Extracted text START
Molecular biologists and cognitive scientists bring to the table yet another perspective, based on studies of the faculties of the brain. To some of these researchers, mathematics is not very different from language. In other words, in this "cognitive" scenario, after eons during which humans stared at two hands, two eyes, and two breasts, an abstract definition of the number 2 has emerged, much in the same way that the word "bird" has come to represent many two-winged animals that can fly. In the words of the French neuroscientist Jean-Pierre Changeux: "For me the axiomatic method [used, for instance, in Euclidean geometry] is the expression of cerebral faculties connected with the use of the human brain. For what characterizes language is precisely its generative character." But, if mathematics is just another language, how can we explain the fact that while children study languages easily, many of them find it so hard to study mathematics? The Scottish child prodigy Marjory Fleming (1803-11) charmingly described the type of difficulties students encounter with mathematics. Fleming, who never lived to see her ninth birthday, left journals that comprise more than nine thousand words of prose and five hundred lines of verse. In one place she complains: "I am now going to tell you the horrible and wretched plague that my multiplication table gives me; you can't conceive it. The most devilish thing is 8 times 8 and 7 times 7; it is what nature itself can't endure."
Extracted text END
__About this task__
Reproduce the passage on mathematics as a language word for word, from its first sentence to its last.
Dataset extract START
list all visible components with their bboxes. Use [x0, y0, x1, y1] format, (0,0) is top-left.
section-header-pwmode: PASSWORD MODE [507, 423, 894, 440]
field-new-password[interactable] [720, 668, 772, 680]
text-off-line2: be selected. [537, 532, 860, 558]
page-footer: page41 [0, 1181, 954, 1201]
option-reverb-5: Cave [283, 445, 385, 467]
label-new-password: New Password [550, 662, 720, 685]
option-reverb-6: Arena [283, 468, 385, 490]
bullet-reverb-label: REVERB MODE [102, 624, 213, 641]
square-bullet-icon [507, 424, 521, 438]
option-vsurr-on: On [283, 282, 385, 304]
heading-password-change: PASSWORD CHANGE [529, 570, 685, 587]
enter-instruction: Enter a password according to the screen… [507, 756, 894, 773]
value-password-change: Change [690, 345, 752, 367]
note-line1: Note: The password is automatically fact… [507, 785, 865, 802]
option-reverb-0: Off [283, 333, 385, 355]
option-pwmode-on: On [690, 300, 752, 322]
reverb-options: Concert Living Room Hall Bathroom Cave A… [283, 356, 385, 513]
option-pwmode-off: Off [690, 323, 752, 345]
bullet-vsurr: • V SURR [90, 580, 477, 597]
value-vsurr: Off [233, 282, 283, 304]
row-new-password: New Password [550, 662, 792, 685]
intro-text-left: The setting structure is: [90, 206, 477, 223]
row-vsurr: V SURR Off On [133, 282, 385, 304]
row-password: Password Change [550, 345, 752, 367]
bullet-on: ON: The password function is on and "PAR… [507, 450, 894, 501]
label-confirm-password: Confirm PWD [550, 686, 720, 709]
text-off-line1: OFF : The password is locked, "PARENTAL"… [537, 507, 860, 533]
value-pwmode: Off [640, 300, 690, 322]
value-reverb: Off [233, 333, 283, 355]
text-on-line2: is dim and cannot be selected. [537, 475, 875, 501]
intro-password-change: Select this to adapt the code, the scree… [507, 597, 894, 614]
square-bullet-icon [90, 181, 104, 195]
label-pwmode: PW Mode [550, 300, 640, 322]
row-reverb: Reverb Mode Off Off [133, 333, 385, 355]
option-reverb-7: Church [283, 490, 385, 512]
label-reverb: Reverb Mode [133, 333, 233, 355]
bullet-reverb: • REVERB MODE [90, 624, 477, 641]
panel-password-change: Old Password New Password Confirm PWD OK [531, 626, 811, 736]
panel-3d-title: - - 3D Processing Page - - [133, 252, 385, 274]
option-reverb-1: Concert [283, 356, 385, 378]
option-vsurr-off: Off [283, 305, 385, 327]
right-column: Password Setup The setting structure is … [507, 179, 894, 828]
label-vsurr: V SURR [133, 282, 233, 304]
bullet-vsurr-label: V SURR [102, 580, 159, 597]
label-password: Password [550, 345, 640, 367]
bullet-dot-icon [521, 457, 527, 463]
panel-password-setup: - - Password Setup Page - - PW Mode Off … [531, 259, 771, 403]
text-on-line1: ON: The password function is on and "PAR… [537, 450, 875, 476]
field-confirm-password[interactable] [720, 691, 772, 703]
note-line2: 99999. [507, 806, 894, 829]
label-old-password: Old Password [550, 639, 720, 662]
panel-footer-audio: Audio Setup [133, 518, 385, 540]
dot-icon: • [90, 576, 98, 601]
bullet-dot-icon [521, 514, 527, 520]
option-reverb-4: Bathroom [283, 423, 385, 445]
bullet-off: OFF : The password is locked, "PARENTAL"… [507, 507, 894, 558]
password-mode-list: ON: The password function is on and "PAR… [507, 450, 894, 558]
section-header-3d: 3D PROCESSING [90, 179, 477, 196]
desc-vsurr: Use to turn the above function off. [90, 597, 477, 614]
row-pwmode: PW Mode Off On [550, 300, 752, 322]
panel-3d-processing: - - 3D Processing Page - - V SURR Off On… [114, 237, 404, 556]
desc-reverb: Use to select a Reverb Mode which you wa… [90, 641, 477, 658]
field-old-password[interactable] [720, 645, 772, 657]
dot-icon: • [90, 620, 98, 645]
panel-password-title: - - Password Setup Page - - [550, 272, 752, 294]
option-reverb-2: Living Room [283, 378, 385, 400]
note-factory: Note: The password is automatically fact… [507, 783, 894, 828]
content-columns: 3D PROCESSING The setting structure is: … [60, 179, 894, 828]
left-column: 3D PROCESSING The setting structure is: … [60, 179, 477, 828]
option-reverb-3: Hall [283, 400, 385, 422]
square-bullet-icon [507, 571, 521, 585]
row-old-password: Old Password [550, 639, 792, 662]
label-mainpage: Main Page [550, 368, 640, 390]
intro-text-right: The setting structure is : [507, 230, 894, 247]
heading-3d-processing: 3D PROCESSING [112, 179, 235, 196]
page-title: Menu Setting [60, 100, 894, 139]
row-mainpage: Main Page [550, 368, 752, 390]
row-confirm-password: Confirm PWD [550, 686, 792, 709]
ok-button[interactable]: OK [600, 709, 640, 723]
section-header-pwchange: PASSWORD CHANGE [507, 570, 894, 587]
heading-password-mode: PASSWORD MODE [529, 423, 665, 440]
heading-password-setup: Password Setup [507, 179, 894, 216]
Dataset extract END
__Response to this exercise__
Molecular biologists and cognitive scientists bring to the table yet another perspective, based on studies of the faculties of the brain. To some of these researchers, mathematics is not very different from language. In other words, in this "cognitive" scenario, after eons during which humans stared at two hands, two eyes, and two breasts, an abstract definition of the number 2 has emerged, much in the same way that the word "bird" has come to represent many two-winged animals that can fly. In the words of the French neuroscientist Jean-Pierre Changeux: "For me the axiomatic method [used, for instance, in Euclidean geometry] is the expression of cerebral faculties connected with the use of the human brain. For what characterizes language is precisely its generative character." But, if mathematics is just another language, how can we explain the fact that while children study languages easily, many of them find it so hard to study mathematics? The Scottish child prodigy Marjory Fleming (1803-11) charmingly described the type of difficulties students encounter with mathematics. Fleming, who never lived to see her ninth birthday, left journals that comprise more than nine thousand words of prose and five hundred lines of verse. In one place she complains: "I am now going to tell you the horrible and wretched plague that my multiplication table gives me; you can't conceive it. The most devilish thing is 8 times 8 and 7 times 7; it is what nature itself can't endure."